[Stored items from a collection]
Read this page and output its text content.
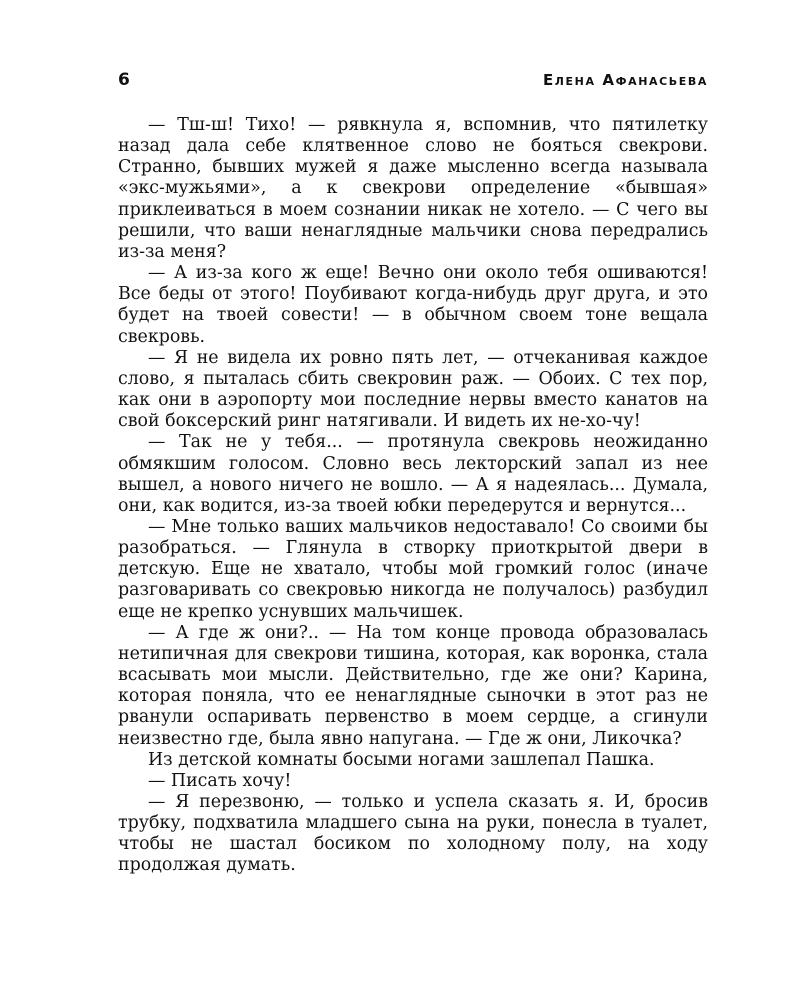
6	Елена Афанасьева

— Тш-ш! Тихо! — рявкнула я, вспомнив, что пятилетку назад дала себе клятвенное слово не бояться свекрови. Странно, бывших мужей я даже мысленно всегда называла «экс-мужьями», а к свекрови определение «бывшая» приклеиваться в моем сознании никак не хотело. — С чего вы решили, что ваши ненаглядные мальчики снова передрались из-за меня?

— А из-за кого ж еще! Вечно они около тебя ошиваются! Все беды от этого! Поубивают когда-нибудь друг друга, и это будет на твоей совести! — в обычном своем тоне вещала свекровь.

— Я не видела их ровно пять лет, — отчеканивая каждое слово, я пыталась сбить свекровин раж. — Обоих. С тех пор, как они в аэропорту мои последние нервы вместо канатов на свой боксерский ринг натягивали. И видеть их не-хо-чу!

— Так не у тебя... — протянула свекровь неожиданно обмякшим голосом. Словно весь лекторский запал из нее вышел, а нового ничего не вошло. — А я надеялась... Думала, они, как водится, из-за твоей юбки передерутся и вернутся...

— Мне только ваших мальчиков недоставало! Со своими бы разобраться. — Глянула в створку приоткрытой двери в детскую. Еще не хватало, чтобы мой громкий голос (иначе разговаривать со свекровью никогда не получалось) разбудил еще не крепко уснувших мальчишек.

— А где ж они?.. — На том конце провода образовалась нетипичная для свекрови тишина, которая, как воронка, стала всасывать мои мысли. Действительно, где же они? Карина, которая поняла, что ее ненаглядные сыночки в этот раз не рванули оспаривать первенство в моем сердце, а сгинули неизвестно где, была явно напугана. — Где ж они, Ликочка?

Из детской комнаты босыми ногами зашлепал Пашка.

— Писать хочу!

— Я перезвоню, — только и успела сказать я. И, бросив трубку, подхватила младшего сына на руки, понесла в туалет, чтобы не шастал босиком по холодному полу, на ходу продолжая думать.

REQUIREMENTS: Quote the material exactly. Pictures stay out.

FINAL RESULT:
Read this page and output its text content.
6	Елена Афанасьева

— Тш-ш! Тихо! — рявкнула я, вспомнив, что пятилетку назад дала себе клятвенное слово не бояться свекрови. Странно, бывших мужей я даже мысленно всегда называла «экс-мужьями», а к свекрови определение «бывшая» приклеиваться в моем сознании никак не хотело. — С чего вы решили, что ваши ненаглядные мальчики снова передрались из-за меня?

— А из-за кого ж еще! Вечно они около тебя ошиваются! Все беды от этого! Поубивают когда-нибудь друг друга, и это будет на твоей совести! — в обычном своем тоне вещала свекровь.

— Я не видела их ровно пять лет, — отчеканивая каждое слово, я пыталась сбить свекровин раж. — Обоих. С тех пор, как они в аэропорту мои последние нервы вместо канатов на свой боксерский ринг натягивали. И видеть их не-хо-чу!

— Так не у тебя... — протянула свекровь неожиданно обмякшим голосом. Словно весь лекторский запал из нее вышел, а нового ничего не вошло. — А я надеялась... Думала, они, как водится, из-за твоей юбки передерутся и вернутся...

— Мне только ваших мальчиков недоставало! Со своими бы разобраться. — Глянула в створку приоткрытой двери в детскую. Еще не хватало, чтобы мой громкий голос (иначе разговаривать со свекровью никогда не получалось) разбудил еще не крепко уснувших мальчишек.

— А где ж они?.. — На том конце провода образовалась нетипичная для свекрови тишина, которая, как воронка, стала всасывать мои мысли. Действительно, где же они? Карина, которая поняла, что ее ненаглядные сыночки в этот раз не рванули оспаривать первенство в моем сердце, а сгинули неизвестно где, была явно напугана. — Где ж они, Ликочка?

Из детской комнаты босыми ногами зашлепал Пашка.

— Писать хочу!

— Я перезвоню, — только и успела сказать я. И, бросив трубку, подхватила младшего сына на руки, понесла в туалет, чтобы не шастал босиком по холодному полу, на ходу продолжая думать.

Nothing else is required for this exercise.